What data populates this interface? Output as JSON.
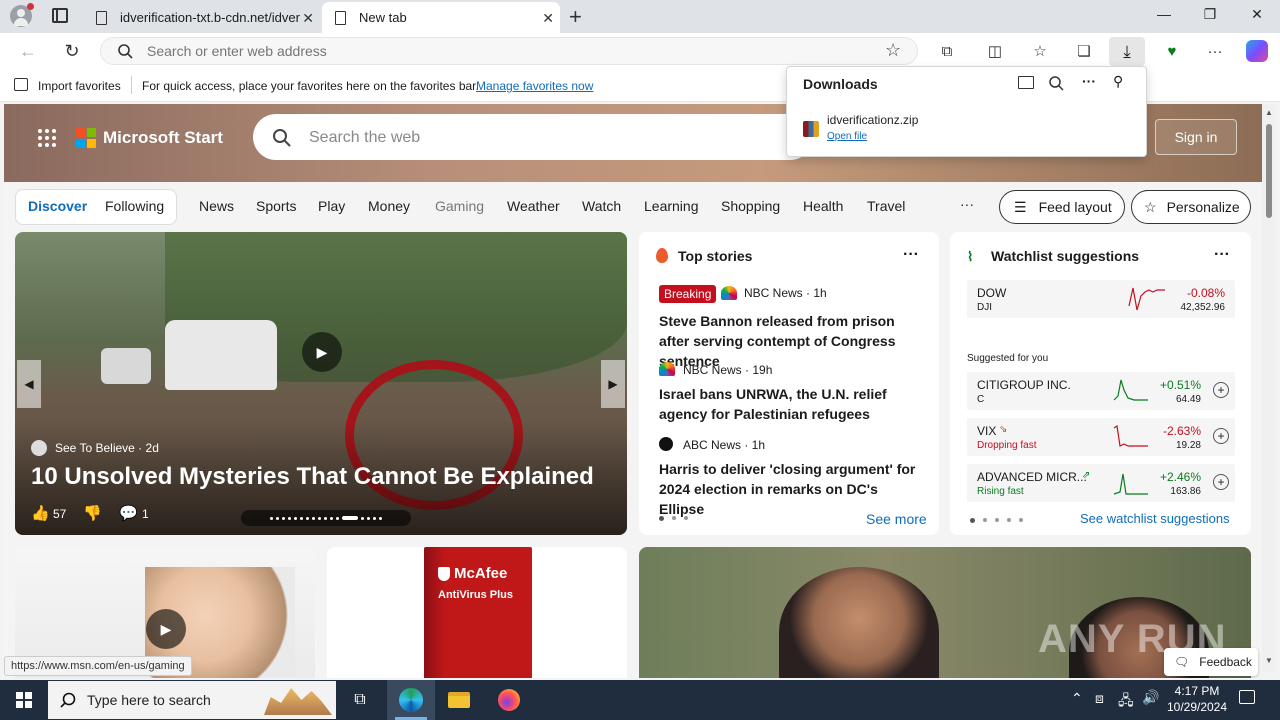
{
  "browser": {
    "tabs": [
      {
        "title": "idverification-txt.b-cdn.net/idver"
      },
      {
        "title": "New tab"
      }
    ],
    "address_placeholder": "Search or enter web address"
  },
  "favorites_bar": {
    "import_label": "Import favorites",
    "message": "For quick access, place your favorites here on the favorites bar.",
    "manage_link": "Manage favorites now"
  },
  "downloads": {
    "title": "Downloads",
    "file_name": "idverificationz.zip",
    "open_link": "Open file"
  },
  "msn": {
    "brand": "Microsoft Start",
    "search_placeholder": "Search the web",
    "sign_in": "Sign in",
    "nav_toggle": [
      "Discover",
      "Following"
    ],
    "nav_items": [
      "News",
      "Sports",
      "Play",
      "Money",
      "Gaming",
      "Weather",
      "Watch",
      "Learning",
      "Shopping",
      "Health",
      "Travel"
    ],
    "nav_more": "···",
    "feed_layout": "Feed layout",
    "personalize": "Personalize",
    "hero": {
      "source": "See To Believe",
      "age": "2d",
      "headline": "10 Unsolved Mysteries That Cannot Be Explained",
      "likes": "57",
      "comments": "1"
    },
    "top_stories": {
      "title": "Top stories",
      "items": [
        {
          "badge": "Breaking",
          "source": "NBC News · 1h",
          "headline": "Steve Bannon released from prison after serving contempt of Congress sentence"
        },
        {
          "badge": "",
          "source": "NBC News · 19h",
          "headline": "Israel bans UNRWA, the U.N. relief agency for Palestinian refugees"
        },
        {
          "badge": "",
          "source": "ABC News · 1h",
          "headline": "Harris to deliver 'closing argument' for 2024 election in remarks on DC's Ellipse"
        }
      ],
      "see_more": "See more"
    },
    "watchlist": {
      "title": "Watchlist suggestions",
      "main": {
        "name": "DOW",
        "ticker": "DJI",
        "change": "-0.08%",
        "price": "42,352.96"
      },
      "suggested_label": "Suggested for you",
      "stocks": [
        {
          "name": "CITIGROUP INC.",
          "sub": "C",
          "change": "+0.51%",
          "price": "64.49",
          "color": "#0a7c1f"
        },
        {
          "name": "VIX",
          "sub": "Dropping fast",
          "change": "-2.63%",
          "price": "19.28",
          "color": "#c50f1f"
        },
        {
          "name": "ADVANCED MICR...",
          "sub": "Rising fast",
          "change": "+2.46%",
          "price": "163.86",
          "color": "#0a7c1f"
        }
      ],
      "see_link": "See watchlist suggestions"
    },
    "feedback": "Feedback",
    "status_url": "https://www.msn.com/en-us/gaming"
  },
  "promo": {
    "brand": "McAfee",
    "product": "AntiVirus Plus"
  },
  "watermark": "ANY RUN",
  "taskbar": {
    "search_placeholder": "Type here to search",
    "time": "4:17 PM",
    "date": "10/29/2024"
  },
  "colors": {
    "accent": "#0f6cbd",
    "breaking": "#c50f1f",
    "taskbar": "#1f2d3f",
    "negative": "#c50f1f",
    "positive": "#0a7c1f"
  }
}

=== Exercise aim ===
Repeat the data exactly. No pictures should appear.

=== Result of the task ===
What data populates this interface? Output as JSON.
{
  "browser": {
    "tabs": [
      {
        "title": "idverification-txt.b-cdn.net/idver"
      },
      {
        "title": "New tab"
      }
    ],
    "address_placeholder": "Search or enter web address"
  },
  "favorites_bar": {
    "import_label": "Import favorites",
    "message": "For quick access, place your favorites here on the favorites bar.",
    "manage_link": "Manage favorites now"
  },
  "downloads": {
    "title": "Downloads",
    "file_name": "idverificationz.zip",
    "open_link": "Open file"
  },
  "msn": {
    "brand": "Microsoft Start",
    "search_placeholder": "Search the web",
    "sign_in": "Sign in",
    "nav_toggle": [
      "Discover",
      "Following"
    ],
    "nav_items": [
      "News",
      "Sports",
      "Play",
      "Money",
      "Gaming",
      "Weather",
      "Watch",
      "Learning",
      "Shopping",
      "Health",
      "Travel"
    ],
    "nav_more": "···",
    "feed_layout": "Feed layout",
    "personalize": "Personalize",
    "hero": {
      "source": "See To Believe",
      "age": "2d",
      "headline": "10 Unsolved Mysteries That Cannot Be Explained",
      "likes": "57",
      "comments": "1"
    },
    "top_stories": {
      "title": "Top stories",
      "items": [
        {
          "badge": "Breaking",
          "source": "NBC News · 1h",
          "headline": "Steve Bannon released from prison after serving contempt of Congress sentence"
        },
        {
          "badge": "",
          "source": "NBC News · 19h",
          "headline": "Israel bans UNRWA, the U.N. relief agency for Palestinian refugees"
        },
        {
          "badge": "",
          "source": "ABC News · 1h",
          "headline": "Harris to deliver 'closing argument' for 2024 election in remarks on DC's Ellipse"
        }
      ],
      "see_more": "See more"
    },
    "watchlist": {
      "title": "Watchlist suggestions",
      "main": {
        "name": "DOW",
        "ticker": "DJI",
        "change": "-0.08%",
        "price": "42,352.96"
      },
      "suggested_label": "Suggested for you",
      "stocks": [
        {
          "name": "CITIGROUP INC.",
          "sub": "C",
          "change": "+0.51%",
          "price": "64.49",
          "color": "#0a7c1f"
        },
        {
          "name": "VIX",
          "sub": "Dropping fast",
          "change": "-2.63%",
          "price": "19.28",
          "color": "#c50f1f"
        },
        {
          "name": "ADVANCED MICR...",
          "sub": "Rising fast",
          "change": "+2.46%",
          "price": "163.86",
          "color": "#0a7c1f"
        }
      ],
      "see_link": "See watchlist suggestions"
    },
    "feedback": "Feedback",
    "status_url": "https://www.msn.com/en-us/gaming"
  },
  "promo": {
    "brand": "McAfee",
    "product": "AntiVirus Plus"
  },
  "watermark": "ANY RUN",
  "taskbar": {
    "search_placeholder": "Type here to search",
    "time": "4:17 PM",
    "date": "10/29/2024"
  },
  "colors": {
    "accent": "#0f6cbd",
    "breaking": "#c50f1f",
    "taskbar": "#1f2d3f",
    "negative": "#c50f1f",
    "positive": "#0a7c1f"
  }
}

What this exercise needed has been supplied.